OBJECTIVE => Copy out the records below verbatim, every line of each record.

ENTRIES PROVIDED =>
------------------------
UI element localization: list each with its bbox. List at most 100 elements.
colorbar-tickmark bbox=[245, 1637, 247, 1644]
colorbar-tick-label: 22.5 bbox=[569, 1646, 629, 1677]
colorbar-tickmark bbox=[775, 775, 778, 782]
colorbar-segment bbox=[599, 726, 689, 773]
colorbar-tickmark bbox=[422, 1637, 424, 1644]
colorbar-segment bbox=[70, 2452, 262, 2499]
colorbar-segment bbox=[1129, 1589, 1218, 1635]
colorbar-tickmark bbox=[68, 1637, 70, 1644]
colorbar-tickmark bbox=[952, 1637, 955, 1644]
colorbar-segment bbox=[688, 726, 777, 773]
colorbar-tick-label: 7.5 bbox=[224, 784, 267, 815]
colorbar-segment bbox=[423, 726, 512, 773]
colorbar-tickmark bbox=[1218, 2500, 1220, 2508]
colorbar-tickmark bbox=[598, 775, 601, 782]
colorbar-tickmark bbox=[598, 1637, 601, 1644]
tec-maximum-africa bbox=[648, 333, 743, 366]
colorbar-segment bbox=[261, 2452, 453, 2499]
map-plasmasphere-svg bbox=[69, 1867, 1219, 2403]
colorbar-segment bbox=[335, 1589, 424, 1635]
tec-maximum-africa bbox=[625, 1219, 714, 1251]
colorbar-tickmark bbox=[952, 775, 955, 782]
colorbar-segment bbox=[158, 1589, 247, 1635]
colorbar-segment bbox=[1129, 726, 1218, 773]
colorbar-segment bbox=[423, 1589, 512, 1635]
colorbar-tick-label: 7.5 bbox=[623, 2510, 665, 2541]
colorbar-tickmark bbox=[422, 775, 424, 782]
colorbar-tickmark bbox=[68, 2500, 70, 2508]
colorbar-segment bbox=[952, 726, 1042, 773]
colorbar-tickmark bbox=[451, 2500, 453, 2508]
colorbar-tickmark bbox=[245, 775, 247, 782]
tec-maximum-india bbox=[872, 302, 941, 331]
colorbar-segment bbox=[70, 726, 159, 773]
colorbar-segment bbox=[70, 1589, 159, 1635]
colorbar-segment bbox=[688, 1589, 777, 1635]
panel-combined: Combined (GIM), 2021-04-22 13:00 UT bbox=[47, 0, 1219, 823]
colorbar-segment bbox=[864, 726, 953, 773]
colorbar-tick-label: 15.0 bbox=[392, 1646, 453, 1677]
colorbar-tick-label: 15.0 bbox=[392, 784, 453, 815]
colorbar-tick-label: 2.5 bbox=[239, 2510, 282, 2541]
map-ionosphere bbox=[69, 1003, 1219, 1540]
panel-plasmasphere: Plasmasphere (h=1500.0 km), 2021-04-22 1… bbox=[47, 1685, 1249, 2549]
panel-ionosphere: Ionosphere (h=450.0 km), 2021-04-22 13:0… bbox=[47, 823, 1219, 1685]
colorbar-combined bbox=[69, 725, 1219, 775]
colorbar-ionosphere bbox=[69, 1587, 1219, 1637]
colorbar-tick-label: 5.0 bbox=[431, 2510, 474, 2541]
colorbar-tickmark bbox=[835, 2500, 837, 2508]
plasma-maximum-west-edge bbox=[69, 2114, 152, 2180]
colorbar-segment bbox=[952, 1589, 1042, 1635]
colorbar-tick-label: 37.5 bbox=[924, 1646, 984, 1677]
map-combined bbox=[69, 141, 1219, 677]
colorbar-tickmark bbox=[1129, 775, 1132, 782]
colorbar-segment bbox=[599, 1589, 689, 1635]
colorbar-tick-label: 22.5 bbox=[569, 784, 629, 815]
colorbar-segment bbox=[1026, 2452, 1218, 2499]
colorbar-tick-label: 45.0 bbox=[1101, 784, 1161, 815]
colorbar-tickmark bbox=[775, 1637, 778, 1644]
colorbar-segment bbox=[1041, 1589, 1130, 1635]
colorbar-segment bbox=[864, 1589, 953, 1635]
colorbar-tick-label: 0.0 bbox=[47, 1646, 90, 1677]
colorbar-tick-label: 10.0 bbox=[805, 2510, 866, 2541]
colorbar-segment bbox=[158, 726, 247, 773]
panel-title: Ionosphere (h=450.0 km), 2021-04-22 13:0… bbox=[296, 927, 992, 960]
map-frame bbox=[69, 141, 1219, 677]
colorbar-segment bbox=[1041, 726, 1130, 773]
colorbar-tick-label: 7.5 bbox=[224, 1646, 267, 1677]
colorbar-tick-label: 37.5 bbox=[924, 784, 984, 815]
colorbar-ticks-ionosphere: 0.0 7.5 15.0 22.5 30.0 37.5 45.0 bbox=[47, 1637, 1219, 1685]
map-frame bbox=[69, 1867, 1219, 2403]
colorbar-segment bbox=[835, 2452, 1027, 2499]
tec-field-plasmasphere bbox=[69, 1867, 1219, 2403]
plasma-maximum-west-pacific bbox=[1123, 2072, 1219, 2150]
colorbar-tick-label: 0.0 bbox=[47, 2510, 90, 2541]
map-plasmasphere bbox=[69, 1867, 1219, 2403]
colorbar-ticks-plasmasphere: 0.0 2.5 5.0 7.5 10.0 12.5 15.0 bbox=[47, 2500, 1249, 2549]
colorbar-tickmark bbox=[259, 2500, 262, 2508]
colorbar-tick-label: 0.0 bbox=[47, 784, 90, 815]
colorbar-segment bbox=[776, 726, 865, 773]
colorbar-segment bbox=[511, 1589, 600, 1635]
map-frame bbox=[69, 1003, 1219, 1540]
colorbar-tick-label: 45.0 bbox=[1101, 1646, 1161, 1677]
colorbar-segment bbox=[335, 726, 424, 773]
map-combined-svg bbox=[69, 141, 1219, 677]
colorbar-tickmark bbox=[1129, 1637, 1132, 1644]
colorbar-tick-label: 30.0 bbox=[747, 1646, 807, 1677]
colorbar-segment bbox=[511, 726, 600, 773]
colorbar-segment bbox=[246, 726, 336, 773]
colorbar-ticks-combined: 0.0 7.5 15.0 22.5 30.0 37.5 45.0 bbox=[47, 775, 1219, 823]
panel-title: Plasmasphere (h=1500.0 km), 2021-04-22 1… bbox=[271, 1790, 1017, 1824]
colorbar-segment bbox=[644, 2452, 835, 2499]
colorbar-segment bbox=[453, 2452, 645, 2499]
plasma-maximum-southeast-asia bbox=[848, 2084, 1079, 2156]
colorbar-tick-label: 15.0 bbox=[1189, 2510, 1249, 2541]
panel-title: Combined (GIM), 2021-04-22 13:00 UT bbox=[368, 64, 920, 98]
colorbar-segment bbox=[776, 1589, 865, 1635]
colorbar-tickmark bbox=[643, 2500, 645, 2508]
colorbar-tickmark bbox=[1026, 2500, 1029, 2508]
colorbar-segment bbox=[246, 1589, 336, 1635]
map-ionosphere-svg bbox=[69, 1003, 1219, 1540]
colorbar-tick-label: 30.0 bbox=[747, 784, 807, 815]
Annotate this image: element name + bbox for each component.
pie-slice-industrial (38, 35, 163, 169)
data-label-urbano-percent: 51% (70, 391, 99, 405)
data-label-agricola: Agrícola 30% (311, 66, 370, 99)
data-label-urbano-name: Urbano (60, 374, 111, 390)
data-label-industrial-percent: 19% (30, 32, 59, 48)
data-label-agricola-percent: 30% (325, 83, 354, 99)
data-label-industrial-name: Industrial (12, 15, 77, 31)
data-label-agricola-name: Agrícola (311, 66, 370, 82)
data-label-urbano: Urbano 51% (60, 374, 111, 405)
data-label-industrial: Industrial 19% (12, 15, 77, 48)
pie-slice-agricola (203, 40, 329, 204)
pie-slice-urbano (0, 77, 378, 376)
------------------------
EXERCISE OUTPUT =>
UI element localization: list each with its bbox. List at most 100 elements.
colorbar-tickmark bbox=[245, 1637, 247, 1644]
colorbar-tick-label: 22.5 bbox=[569, 1646, 629, 1677]
colorbar-tickmark bbox=[775, 775, 778, 782]
colorbar-segment bbox=[599, 726, 689, 773]
colorbar-tickmark bbox=[422, 1637, 424, 1644]
colorbar-segment bbox=[70, 2452, 262, 2499]
colorbar-segment bbox=[1129, 1589, 1218, 1635]
colorbar-tickmark bbox=[68, 1637, 70, 1644]
colorbar-tickmark bbox=[952, 1637, 955, 1644]
colorbar-segment bbox=[688, 726, 777, 773]
colorbar-tick-label: 7.5 bbox=[224, 784, 267, 815]
colorbar-segment bbox=[423, 726, 512, 773]
colorbar-tickmark bbox=[1218, 2500, 1220, 2508]
colorbar-tickmark bbox=[598, 775, 601, 782]
colorbar-tickmark bbox=[598, 1637, 601, 1644]
tec-maximum-africa bbox=[648, 333, 743, 366]
colorbar-segment bbox=[261, 2452, 453, 2499]
map-plasmasphere-svg bbox=[69, 1867, 1219, 2403]
colorbar-segment bbox=[335, 1589, 424, 1635]
tec-maximum-africa bbox=[625, 1219, 714, 1251]
colorbar-tickmark bbox=[952, 775, 955, 782]
colorbar-segment bbox=[158, 1589, 247, 1635]
colorbar-segment bbox=[1129, 726, 1218, 773]
colorbar-segment bbox=[423, 1589, 512, 1635]
colorbar-tick-label: 7.5 bbox=[623, 2510, 665, 2541]
colorbar-tickmark bbox=[422, 775, 424, 782]
colorbar-tickmark bbox=[68, 2500, 70, 2508]
colorbar-segment bbox=[952, 726, 1042, 773]
colorbar-tickmark bbox=[451, 2500, 453, 2508]
colorbar-tickmark bbox=[245, 775, 247, 782]
tec-maximum-india bbox=[872, 302, 941, 331]
colorbar-segment bbox=[70, 726, 159, 773]
colorbar-segment bbox=[70, 1589, 159, 1635]
colorbar-segment bbox=[688, 1589, 777, 1635]
panel-combined: Combined (GIM), 2021-04-22 13:00 UT bbox=[47, 0, 1219, 823]
colorbar-segment bbox=[864, 726, 953, 773]
colorbar-tick-label: 15.0 bbox=[392, 1646, 453, 1677]
colorbar-tick-label: 15.0 bbox=[392, 784, 453, 815]
colorbar-tick-label: 2.5 bbox=[239, 2510, 282, 2541]
map-ionosphere bbox=[69, 1003, 1219, 1540]
panel-plasmasphere: Plasmasphere (h=1500.0 km), 2021-04-22 1… bbox=[47, 1685, 1249, 2549]
panel-ionosphere: Ionosphere (h=450.0 km), 2021-04-22 13:0… bbox=[47, 823, 1219, 1685]
colorbar-combined bbox=[69, 725, 1219, 775]
colorbar-ionosphere bbox=[69, 1587, 1219, 1637]
colorbar-tick-label: 5.0 bbox=[431, 2510, 474, 2541]
colorbar-tickmark bbox=[835, 2500, 837, 2508]
plasma-maximum-west-edge bbox=[69, 2114, 152, 2180]
colorbar-segment bbox=[952, 1589, 1042, 1635]
colorbar-tick-label: 37.5 bbox=[924, 1646, 984, 1677]
map-combined bbox=[69, 141, 1219, 677]
colorbar-tickmark bbox=[1129, 775, 1132, 782]
colorbar-segment bbox=[599, 1589, 689, 1635]
colorbar-tick-label: 22.5 bbox=[569, 784, 629, 815]
colorbar-segment bbox=[1026, 2452, 1218, 2499]
colorbar-tick-label: 45.0 bbox=[1101, 784, 1161, 815]
colorbar-tickmark bbox=[775, 1637, 778, 1644]
colorbar-segment bbox=[1041, 1589, 1130, 1635]
colorbar-segment bbox=[864, 1589, 953, 1635]
colorbar-tick-label: 0.0 bbox=[47, 1646, 90, 1677]
colorbar-tick-label: 10.0 bbox=[805, 2510, 866, 2541]
colorbar-segment bbox=[158, 726, 247, 773]
panel-title: Ionosphere (h=450.0 km), 2021-04-22 13:0… bbox=[296, 927, 992, 960]
map-frame bbox=[69, 141, 1219, 677]
colorbar-segment bbox=[1041, 726, 1130, 773]
colorbar-tick-label: 7.5 bbox=[224, 1646, 267, 1677]
colorbar-tick-label: 37.5 bbox=[924, 784, 984, 815]
colorbar-ticks-ionosphere: 0.0 7.5 15.0 22.5 30.0 37.5 45.0 bbox=[47, 1637, 1219, 1685]
map-frame bbox=[69, 1867, 1219, 2403]
colorbar-segment bbox=[835, 2452, 1027, 2499]
tec-field-plasmasphere bbox=[69, 1867, 1219, 2403]
plasma-maximum-west-pacific bbox=[1123, 2072, 1219, 2150]
colorbar-tick-label: 0.0 bbox=[47, 2510, 90, 2541]
map-plasmasphere bbox=[69, 1867, 1219, 2403]
colorbar-ticks-plasmasphere: 0.0 2.5 5.0 7.5 10.0 12.5 15.0 bbox=[47, 2500, 1249, 2549]
colorbar-tickmark bbox=[259, 2500, 262, 2508]
colorbar-tick-label: 0.0 bbox=[47, 784, 90, 815]
colorbar-segment bbox=[776, 726, 865, 773]
colorbar-segment bbox=[511, 1589, 600, 1635]
map-frame bbox=[69, 1003, 1219, 1540]
colorbar-tick-label: 45.0 bbox=[1101, 1646, 1161, 1677]
colorbar-segment bbox=[335, 726, 424, 773]
map-combined-svg bbox=[69, 141, 1219, 677]
colorbar-tickmark bbox=[1129, 1637, 1132, 1644]
colorbar-tick-label: 30.0 bbox=[747, 1646, 807, 1677]
colorbar-segment bbox=[511, 726, 600, 773]
colorbar-segment bbox=[246, 726, 336, 773]
colorbar-ticks-combined: 0.0 7.5 15.0 22.5 30.0 37.5 45.0 bbox=[47, 775, 1219, 823]
panel-title: Plasmasphere (h=1500.0 km), 2021-04-22 1… bbox=[271, 1790, 1017, 1824]
colorbar-segment bbox=[644, 2452, 835, 2499]
colorbar-segment bbox=[453, 2452, 645, 2499]
plasma-maximum-southeast-asia bbox=[848, 2084, 1079, 2156]
colorbar-tick-label: 15.0 bbox=[1189, 2510, 1249, 2541]
panel-title: Combined (GIM), 2021-04-22 13:00 UT bbox=[368, 64, 920, 98]
colorbar-segment bbox=[776, 1589, 865, 1635]
colorbar-tickmark bbox=[643, 2500, 645, 2508]
colorbar-tickmark bbox=[1026, 2500, 1029, 2508]
colorbar-segment bbox=[246, 1589, 336, 1635]
map-ionosphere-svg bbox=[69, 1003, 1219, 1540]
colorbar-tick-label: 30.0 bbox=[747, 784, 807, 815]
Annotate this image: element name + bbox for each component.
pie-slice-industrial (38, 35, 163, 169)
data-label-urbano-percent: 51% (70, 391, 99, 405)
data-label-agricola: Agrícola 30% (311, 66, 370, 99)
data-label-urbano-name: Urbano (60, 374, 111, 390)
data-label-industrial-percent: 19% (30, 32, 59, 48)
data-label-agricola-percent: 30% (325, 83, 354, 99)
data-label-industrial-name: Industrial (12, 15, 77, 31)
data-label-agricola-name: Agrícola (311, 66, 370, 82)
data-label-urbano: Urbano 51% (60, 374, 111, 405)
data-label-industrial: Industrial 19% (12, 15, 77, 48)
pie-slice-agricola (203, 40, 329, 204)
pie-slice-urbano (0, 77, 378, 376)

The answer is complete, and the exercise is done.